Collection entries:

* BEGIN *

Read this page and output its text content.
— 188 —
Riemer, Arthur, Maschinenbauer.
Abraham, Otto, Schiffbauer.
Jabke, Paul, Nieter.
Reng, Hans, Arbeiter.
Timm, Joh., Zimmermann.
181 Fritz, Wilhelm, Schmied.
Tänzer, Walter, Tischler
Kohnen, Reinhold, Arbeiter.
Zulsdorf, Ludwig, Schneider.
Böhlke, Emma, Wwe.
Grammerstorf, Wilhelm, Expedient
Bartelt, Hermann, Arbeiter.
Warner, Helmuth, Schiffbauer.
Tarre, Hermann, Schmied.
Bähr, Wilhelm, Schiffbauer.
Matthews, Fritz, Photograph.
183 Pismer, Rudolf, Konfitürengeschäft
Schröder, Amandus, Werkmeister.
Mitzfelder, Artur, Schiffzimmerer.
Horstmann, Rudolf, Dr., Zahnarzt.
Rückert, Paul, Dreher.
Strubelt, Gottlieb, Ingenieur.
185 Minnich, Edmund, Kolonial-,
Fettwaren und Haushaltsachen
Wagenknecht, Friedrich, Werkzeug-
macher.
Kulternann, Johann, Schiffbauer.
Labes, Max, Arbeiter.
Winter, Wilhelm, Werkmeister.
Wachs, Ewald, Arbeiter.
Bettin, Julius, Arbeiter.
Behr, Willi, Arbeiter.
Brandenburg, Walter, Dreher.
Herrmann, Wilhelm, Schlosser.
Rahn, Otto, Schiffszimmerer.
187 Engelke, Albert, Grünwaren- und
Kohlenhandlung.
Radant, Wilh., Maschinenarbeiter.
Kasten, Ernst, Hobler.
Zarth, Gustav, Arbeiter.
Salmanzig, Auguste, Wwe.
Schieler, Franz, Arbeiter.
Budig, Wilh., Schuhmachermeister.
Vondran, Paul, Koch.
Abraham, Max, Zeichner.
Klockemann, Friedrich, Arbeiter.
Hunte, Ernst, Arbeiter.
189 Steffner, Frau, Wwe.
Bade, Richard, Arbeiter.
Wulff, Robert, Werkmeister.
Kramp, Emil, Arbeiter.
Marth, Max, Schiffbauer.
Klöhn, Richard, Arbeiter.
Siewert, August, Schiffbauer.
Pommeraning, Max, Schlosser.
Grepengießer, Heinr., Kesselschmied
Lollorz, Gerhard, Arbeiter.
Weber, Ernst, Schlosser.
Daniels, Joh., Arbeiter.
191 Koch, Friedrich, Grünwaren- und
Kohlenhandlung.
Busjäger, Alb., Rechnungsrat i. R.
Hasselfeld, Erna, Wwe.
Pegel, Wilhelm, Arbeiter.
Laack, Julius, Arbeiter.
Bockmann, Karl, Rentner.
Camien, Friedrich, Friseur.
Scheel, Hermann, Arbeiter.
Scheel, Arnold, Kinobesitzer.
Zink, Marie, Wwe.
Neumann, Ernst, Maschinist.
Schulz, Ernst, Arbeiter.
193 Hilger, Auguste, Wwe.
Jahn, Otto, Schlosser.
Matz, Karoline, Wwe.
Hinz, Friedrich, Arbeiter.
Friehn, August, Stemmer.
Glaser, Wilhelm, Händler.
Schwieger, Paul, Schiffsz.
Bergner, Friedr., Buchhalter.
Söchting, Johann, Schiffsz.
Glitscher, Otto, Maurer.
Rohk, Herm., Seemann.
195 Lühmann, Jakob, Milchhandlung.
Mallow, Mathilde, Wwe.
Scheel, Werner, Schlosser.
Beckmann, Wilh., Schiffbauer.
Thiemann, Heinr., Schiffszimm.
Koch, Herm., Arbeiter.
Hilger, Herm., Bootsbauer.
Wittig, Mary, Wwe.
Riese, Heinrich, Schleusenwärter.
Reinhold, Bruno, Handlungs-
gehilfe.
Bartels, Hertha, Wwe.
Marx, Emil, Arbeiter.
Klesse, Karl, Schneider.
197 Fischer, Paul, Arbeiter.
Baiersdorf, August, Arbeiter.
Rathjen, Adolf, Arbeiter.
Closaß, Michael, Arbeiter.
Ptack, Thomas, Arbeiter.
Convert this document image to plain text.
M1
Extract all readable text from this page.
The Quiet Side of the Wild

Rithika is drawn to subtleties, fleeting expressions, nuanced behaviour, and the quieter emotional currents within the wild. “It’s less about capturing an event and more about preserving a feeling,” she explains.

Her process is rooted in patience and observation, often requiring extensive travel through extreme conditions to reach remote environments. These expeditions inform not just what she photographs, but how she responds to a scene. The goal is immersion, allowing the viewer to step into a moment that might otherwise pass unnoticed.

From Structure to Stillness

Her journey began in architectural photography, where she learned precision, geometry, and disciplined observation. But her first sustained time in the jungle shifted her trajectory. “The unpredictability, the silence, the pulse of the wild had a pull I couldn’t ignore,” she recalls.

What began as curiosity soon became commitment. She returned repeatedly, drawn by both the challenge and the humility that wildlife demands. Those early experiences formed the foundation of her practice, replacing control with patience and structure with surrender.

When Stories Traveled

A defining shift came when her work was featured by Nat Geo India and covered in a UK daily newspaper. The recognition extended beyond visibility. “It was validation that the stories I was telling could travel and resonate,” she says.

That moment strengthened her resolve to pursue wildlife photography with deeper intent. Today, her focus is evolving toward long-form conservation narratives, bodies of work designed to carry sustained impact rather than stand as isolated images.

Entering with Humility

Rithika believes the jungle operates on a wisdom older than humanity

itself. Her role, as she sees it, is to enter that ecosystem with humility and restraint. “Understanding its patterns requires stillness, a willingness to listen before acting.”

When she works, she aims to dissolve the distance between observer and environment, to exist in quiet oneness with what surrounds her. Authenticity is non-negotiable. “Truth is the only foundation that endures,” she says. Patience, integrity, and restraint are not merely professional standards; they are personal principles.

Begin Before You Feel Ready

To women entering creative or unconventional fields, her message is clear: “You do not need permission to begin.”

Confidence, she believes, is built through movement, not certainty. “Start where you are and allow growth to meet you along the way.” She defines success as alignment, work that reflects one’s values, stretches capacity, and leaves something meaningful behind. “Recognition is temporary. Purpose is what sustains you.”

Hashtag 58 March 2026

* END *

**TASK REQUIREMENTS:**
Reproduce every line from the entries that holds the word "Auguste".

**OUTPUT FOR THIS TASK:**
Salmanzig, Auguste, Wwe.
193 Hilger, Auguste, Wwe.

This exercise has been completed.